• **GOAL A**
In the entries, rewrite the part that opens with the line containing "list-scroll-dots[interactable]: ..: [742, 553, 748, 564]" and closes with the line containing "code-line: set lTargets", replacing "code-line" with "source-line" and leaving all else unchanged.

Start SOURCE TEXT

In accordance with OCC Bulletin 2006-46, "
Concentrations in Commercial Real Estate Lending, Sound Risk Management Practices: Interagency Guidance on CRE Concentration Risk Management
", and the Joint Interagency Guidance (71 FR 74580), the Bank monitors its CRE lending relative to total capital. As of September 30, 2025, the Bank’s CRE concentration was 267% of total Tier 1 capital plus allowance for credit loss, below the Bank’s concentration policy limit of 350%. This concentration level is slightly above the 300% supervisory monitoring threshold outlined in the guidance. Exceeding this threshold does not, by itself, indicate unsafe or unsound banking practices; however, it subjects the Bank to heightened supervisory expectations for portfolio management, risk assessment, and capital planning. Management maintains portfolio management procedures, underwriting standards, and stress testing practices consistent with these regulatory expectations. For purposes of calculating the Bank’s CRE concentration in accordance with this regulatory guidance, owner-occupied CRE loans are excluded from the CRE total and classified as commercial and industrial (“C&I”) loans; however, the CRE portfolio tables above include owner-occupied CRE for presentation purposes.

End SOURCE TEXT

• **GOAL B**
In the passage on CRE concentration, list every area for which the Bank faces heightened supervisory expectations.

Start DATASET RECORDS

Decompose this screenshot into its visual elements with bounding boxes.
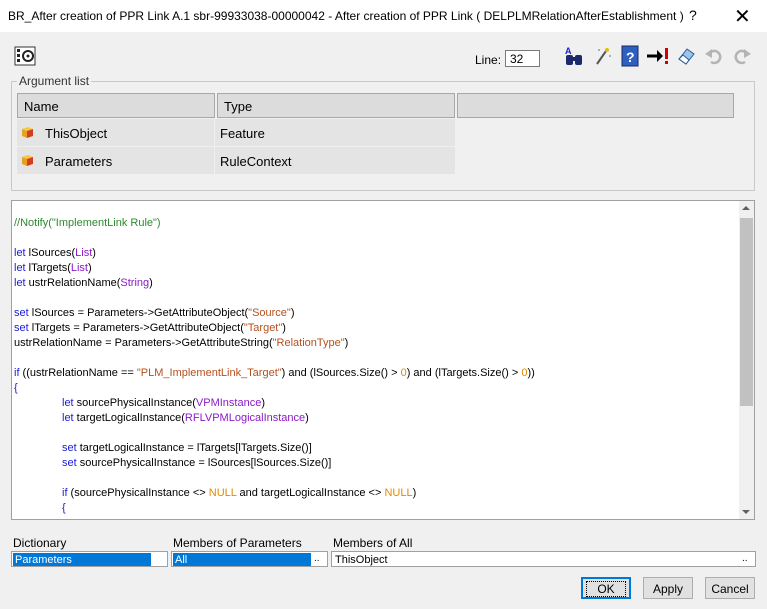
list-scroll-dots[interactable]: ..: [742, 553, 748, 564]
help-book-icon[interactable]: ?: [618, 44, 642, 68]
code-line: {: [14, 382, 18, 394]
svg-text:?: ?: [626, 49, 635, 65]
members-of-all-label: Members of All: [333, 536, 413, 550]
code-line: let targetLogicalInstance(RFLVPMLogicalI…: [62, 412, 309, 424]
code-line: {: [62, 502, 66, 514]
scroll-down-icon[interactable]: [741, 508, 751, 516]
search-binoculars-icon[interactable]: A: [562, 44, 586, 68]
argument-list-label: Argument list: [17, 74, 92, 88]
code-line: if ((ustrRelationName == "PLM_ImplementL…: [14, 367, 535, 379]
code-line: set lSources = Parameters->GetAttributeO…: [14, 307, 295, 319]
code-line: set lTargets = Parameters->GetAttributeO…: [14, 322, 286, 334]
dictionary-list[interactable]: Parameters: [11, 551, 168, 567]
code-line: let lTargets(List): [14, 262, 92, 274]
column-header-empty: [457, 93, 734, 118]
undo-icon[interactable]: [702, 44, 726, 68]
arg-row-name[interactable]: Parameters: [17, 147, 214, 174]
code-line: //Notify("ImplementLink Rule"): [14, 217, 161, 229]
ok-label: OK: [586, 581, 626, 597]
arg-row-name[interactable]: ThisObject: [17, 119, 214, 146]
members-of-parameters-label: Members of Parameters: [173, 536, 302, 550]
members-of-parameters-list[interactable]: All ..: [171, 551, 328, 567]
scroll-up-icon[interactable]: [741, 204, 751, 212]
line-label: Line:: [475, 53, 502, 67]
column-header-type[interactable]: Type: [217, 93, 455, 118]
ok-button[interactable]: OK: [581, 577, 631, 599]
editor-scroll-thumb[interactable]: [740, 218, 753, 406]
redo-icon[interactable]: [730, 44, 754, 68]
arg-name: ThisObject: [45, 126, 108, 141]
magic-wand-icon[interactable]: [590, 44, 614, 68]
code-line: let ustrRelationName(String): [14, 277, 153, 289]
code-line: set targetLogicalInstance = lTargets[lTa…: [62, 442, 312, 454]
film-settings-icon[interactable]: [13, 44, 37, 68]
column-header-name[interactable]: Name: [17, 93, 215, 118]
window-title: BR_After creation of PPR Link A.1 sbr-99…: [8, 9, 684, 23]
cancel-button[interactable]: Cancel: [705, 577, 755, 599]
dictionary-label: Dictionary: [13, 536, 67, 550]
arg-type: RuleContext: [220, 154, 292, 169]
eraser-icon[interactable]: [674, 44, 698, 68]
code-line: let sourcePhysicalInstance(VPMInstance): [62, 397, 265, 409]
help-button[interactable]: ?: [689, 7, 697, 23]
code-line: if (sourcePhysicalInstance <> NULL and t…: [62, 487, 417, 499]
svg-text:A: A: [565, 46, 572, 56]
dictionary-selected-item[interactable]: Parameters: [13, 553, 151, 566]
code-editor[interactable]: //Notify("ImplementLink Rule") let lSour…: [11, 200, 755, 520]
members-of-all-list[interactable]: ThisObject ..: [331, 551, 756, 567]
line-number-input[interactable]: [505, 50, 540, 67]
code-line: let lSources(List): [14, 247, 96, 259]
code-line: set sourcePhysicalInstance = lSources[lS…: [62, 457, 332, 469]
members-params-selected-item[interactable]: All: [173, 553, 311, 566]
goto-error-icon[interactable]: [646, 44, 670, 68]
arg-type: Feature: [220, 126, 265, 141]
list-scroll-dots[interactable]: ..: [314, 553, 320, 564]
arg-row-type[interactable]: Feature: [215, 119, 455, 146]
code-line: ustrRelationName = Parameters->GetAttrib…: [14, 337, 349, 349]
apply-button[interactable]: Apply: [643, 577, 693, 599]
close-button[interactable]: ✕: [734, 4, 751, 29]
members-all-item[interactable]: ThisObject: [335, 554, 388, 566]
arg-row-type[interactable]: RuleContext: [215, 147, 455, 174]
arg-name: Parameters: [45, 154, 113, 169]
cube-icon: [22, 155, 33, 166]
cube-icon: [22, 127, 33, 138]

End DATASET RECORDS

• **WORKED SOLUTION A**
list-scroll-dots[interactable]: ..: [742, 553, 748, 564]
help-book-icon[interactable]: ?: [618, 44, 642, 68]
source-line: {: [14, 382, 18, 394]
svg-text:?: ?: [626, 49, 635, 65]
members-of-all-label: Members of All: [333, 536, 413, 550]
source-line: let targetLogicalInstance(RFLVPMLogicalI…: [62, 412, 309, 424]
source-line: {: [62, 502, 66, 514]
scroll-down-icon[interactable]: [741, 508, 751, 516]
search-binoculars-icon[interactable]: A: [562, 44, 586, 68]
argument-list-label: Argument list: [17, 74, 92, 88]
source-line: if ((ustrRelationName == "PLM_ImplementL…: [14, 367, 535, 379]
source-line: set lSources = Parameters->GetAttributeO…: [14, 307, 295, 319]
source-line: set lTargets = Parameters->GetAttributeO…: [14, 322, 286, 334]

• **WORKED SOLUTION B**
- Portfolio management
- Risk assessment
- Capital planning